- _WHAT THIS TASK INVOLVES_: Every line that includes the word "screenshot" is to be listed.

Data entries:
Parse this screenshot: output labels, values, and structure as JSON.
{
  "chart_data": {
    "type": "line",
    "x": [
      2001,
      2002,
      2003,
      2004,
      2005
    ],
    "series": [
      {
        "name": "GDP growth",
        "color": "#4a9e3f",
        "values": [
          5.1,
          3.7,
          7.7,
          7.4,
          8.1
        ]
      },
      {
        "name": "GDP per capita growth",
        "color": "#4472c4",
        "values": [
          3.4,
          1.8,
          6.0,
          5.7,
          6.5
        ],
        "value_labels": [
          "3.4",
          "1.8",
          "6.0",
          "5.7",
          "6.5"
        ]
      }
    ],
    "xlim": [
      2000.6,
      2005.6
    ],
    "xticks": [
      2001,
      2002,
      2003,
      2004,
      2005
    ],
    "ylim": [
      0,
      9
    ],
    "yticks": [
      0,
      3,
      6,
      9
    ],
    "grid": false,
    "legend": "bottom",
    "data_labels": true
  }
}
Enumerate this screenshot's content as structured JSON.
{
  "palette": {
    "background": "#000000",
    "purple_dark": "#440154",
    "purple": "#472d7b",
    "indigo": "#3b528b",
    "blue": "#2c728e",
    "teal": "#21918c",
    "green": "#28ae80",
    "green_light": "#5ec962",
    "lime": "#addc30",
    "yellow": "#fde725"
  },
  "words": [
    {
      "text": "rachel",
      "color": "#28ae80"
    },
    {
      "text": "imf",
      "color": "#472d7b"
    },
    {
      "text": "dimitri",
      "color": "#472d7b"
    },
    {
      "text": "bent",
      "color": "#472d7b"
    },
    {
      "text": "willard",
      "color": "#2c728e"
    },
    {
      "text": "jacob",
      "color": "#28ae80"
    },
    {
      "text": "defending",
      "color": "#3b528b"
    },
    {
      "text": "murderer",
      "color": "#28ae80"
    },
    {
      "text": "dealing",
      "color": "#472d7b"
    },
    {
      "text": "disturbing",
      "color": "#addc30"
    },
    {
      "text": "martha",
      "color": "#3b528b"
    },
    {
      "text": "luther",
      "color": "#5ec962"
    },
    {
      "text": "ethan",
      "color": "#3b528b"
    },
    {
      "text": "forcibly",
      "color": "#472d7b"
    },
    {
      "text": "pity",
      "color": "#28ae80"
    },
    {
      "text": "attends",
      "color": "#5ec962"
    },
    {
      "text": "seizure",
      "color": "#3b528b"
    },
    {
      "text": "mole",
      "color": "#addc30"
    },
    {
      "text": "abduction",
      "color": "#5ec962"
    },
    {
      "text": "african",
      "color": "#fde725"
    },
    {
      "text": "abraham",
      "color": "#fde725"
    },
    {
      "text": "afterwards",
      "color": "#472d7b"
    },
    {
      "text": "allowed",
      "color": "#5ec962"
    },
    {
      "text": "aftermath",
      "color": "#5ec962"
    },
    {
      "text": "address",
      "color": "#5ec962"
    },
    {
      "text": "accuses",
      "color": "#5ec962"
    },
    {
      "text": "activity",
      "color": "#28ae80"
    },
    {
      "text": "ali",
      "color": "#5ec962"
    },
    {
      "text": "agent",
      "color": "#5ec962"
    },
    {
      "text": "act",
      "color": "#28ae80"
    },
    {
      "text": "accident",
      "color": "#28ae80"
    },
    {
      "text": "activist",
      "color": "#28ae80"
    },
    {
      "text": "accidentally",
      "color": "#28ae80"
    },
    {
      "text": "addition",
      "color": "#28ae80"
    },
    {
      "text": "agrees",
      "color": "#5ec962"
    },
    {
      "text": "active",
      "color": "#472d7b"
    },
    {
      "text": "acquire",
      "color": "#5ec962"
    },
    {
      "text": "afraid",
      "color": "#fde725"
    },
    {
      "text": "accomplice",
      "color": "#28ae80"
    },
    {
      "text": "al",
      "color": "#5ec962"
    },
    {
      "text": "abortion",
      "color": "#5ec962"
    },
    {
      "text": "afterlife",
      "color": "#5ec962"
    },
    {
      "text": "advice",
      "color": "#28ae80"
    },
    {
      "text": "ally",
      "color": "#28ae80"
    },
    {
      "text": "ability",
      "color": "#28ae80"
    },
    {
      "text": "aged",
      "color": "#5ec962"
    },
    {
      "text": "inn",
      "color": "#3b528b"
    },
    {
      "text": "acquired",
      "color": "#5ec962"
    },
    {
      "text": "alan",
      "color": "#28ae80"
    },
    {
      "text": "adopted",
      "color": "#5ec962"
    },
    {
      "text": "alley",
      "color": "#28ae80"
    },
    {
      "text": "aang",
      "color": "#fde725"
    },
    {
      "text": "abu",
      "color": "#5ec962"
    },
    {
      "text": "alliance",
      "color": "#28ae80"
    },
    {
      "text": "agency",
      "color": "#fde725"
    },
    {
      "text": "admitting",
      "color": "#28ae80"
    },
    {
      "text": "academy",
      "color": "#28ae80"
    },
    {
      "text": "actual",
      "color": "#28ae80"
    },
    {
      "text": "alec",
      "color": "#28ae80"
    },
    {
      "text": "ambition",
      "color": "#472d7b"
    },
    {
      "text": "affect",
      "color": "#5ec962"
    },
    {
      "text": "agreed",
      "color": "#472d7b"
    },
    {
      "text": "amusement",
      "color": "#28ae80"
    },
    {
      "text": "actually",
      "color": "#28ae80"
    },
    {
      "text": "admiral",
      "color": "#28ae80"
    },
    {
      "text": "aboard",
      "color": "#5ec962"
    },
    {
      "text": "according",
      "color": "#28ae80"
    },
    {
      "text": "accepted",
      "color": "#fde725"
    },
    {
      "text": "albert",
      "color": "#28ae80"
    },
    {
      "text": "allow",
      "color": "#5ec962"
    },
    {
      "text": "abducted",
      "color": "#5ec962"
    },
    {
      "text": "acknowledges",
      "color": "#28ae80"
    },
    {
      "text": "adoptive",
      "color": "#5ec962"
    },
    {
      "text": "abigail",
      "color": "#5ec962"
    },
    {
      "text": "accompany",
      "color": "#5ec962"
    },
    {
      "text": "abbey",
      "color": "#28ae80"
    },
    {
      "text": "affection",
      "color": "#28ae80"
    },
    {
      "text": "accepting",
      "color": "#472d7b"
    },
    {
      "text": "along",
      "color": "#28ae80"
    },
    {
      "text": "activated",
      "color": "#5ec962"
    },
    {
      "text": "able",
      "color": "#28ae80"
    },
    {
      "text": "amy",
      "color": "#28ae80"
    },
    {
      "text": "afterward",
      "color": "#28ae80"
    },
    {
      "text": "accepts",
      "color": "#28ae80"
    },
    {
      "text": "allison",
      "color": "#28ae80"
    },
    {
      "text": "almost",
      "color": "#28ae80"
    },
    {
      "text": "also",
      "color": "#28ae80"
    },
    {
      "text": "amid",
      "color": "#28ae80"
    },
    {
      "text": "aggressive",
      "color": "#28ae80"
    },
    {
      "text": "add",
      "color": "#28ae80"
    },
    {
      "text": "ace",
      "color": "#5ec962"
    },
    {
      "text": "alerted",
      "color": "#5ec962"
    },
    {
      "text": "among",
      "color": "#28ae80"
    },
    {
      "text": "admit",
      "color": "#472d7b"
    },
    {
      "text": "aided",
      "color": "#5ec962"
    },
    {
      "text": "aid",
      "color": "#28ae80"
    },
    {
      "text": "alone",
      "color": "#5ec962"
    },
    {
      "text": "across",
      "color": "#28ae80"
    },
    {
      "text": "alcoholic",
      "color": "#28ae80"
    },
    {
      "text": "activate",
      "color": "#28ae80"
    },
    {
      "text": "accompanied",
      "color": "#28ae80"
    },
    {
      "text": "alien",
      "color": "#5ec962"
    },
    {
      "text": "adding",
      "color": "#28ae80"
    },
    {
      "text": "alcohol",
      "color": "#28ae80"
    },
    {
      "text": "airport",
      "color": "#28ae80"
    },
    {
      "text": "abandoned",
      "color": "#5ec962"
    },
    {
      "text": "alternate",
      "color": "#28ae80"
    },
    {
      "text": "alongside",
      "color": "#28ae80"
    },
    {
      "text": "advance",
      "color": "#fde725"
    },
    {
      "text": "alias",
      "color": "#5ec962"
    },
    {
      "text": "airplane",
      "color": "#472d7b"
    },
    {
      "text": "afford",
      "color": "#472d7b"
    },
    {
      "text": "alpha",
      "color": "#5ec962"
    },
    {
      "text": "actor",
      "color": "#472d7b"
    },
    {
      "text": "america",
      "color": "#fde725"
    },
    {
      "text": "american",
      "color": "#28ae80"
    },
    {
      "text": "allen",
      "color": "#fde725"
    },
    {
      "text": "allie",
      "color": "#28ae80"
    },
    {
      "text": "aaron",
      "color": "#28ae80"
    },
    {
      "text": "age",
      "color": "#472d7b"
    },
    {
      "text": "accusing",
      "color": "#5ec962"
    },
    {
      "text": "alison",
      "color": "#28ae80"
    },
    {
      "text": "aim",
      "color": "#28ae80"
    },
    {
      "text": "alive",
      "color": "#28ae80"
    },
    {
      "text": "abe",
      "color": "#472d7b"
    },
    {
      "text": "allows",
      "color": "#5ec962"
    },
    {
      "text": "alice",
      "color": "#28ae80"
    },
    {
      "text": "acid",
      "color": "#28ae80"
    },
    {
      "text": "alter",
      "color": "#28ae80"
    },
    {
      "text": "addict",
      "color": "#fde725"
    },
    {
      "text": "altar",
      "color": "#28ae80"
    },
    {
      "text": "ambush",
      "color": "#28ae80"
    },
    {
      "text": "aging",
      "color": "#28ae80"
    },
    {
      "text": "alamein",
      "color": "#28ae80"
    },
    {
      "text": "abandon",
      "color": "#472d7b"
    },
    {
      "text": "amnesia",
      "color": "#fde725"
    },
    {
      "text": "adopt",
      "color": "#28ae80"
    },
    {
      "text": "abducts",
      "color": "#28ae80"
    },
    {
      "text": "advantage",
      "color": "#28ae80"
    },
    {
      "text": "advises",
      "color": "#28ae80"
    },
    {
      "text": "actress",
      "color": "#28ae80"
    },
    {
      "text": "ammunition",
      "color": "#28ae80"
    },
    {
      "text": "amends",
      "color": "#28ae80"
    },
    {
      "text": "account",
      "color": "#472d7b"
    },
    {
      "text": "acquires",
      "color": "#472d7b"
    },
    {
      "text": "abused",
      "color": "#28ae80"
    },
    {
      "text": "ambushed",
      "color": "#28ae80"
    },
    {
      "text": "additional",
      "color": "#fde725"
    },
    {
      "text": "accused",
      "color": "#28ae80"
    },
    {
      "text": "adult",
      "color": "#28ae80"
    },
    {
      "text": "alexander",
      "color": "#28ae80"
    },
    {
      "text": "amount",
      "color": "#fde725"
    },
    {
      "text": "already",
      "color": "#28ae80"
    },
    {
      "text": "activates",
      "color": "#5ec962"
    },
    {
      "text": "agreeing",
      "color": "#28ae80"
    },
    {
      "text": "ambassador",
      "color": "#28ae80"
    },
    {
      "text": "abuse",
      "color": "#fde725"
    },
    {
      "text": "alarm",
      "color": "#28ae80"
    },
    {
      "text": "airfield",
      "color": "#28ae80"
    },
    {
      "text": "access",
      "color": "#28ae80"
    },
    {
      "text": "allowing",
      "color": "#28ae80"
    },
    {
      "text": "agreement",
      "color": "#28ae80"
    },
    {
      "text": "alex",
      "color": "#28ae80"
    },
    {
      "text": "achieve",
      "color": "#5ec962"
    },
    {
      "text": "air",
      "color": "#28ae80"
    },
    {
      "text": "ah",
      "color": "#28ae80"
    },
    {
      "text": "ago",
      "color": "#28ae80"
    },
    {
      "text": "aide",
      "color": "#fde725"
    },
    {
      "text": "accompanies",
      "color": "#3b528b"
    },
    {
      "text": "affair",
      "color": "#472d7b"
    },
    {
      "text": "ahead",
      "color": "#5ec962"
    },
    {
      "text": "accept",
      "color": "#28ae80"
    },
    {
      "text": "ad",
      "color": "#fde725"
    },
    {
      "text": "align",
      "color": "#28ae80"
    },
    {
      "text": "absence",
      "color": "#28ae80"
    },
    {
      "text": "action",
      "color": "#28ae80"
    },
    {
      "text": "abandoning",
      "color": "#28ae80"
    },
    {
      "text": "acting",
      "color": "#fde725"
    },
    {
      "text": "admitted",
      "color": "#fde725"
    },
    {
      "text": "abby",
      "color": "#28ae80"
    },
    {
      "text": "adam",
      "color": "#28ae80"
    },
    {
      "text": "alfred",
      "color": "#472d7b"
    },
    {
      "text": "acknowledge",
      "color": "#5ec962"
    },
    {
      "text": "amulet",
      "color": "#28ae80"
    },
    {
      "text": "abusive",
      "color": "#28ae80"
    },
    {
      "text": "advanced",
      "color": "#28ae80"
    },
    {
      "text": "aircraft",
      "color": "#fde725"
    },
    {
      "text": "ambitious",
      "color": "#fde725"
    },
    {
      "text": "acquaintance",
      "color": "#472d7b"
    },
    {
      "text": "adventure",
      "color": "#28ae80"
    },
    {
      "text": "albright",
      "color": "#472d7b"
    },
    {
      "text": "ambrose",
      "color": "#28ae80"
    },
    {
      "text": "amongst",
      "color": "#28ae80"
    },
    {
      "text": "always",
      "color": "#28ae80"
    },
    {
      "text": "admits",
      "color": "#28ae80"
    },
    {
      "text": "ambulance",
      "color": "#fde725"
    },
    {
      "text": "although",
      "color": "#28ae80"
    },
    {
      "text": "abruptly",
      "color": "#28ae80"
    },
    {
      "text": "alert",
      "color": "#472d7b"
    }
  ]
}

- _RIGHT ANSWER_:
Parse this screenshot: output labels, values, and structure as JSON.
Enumerate this screenshot's content as structured JSON.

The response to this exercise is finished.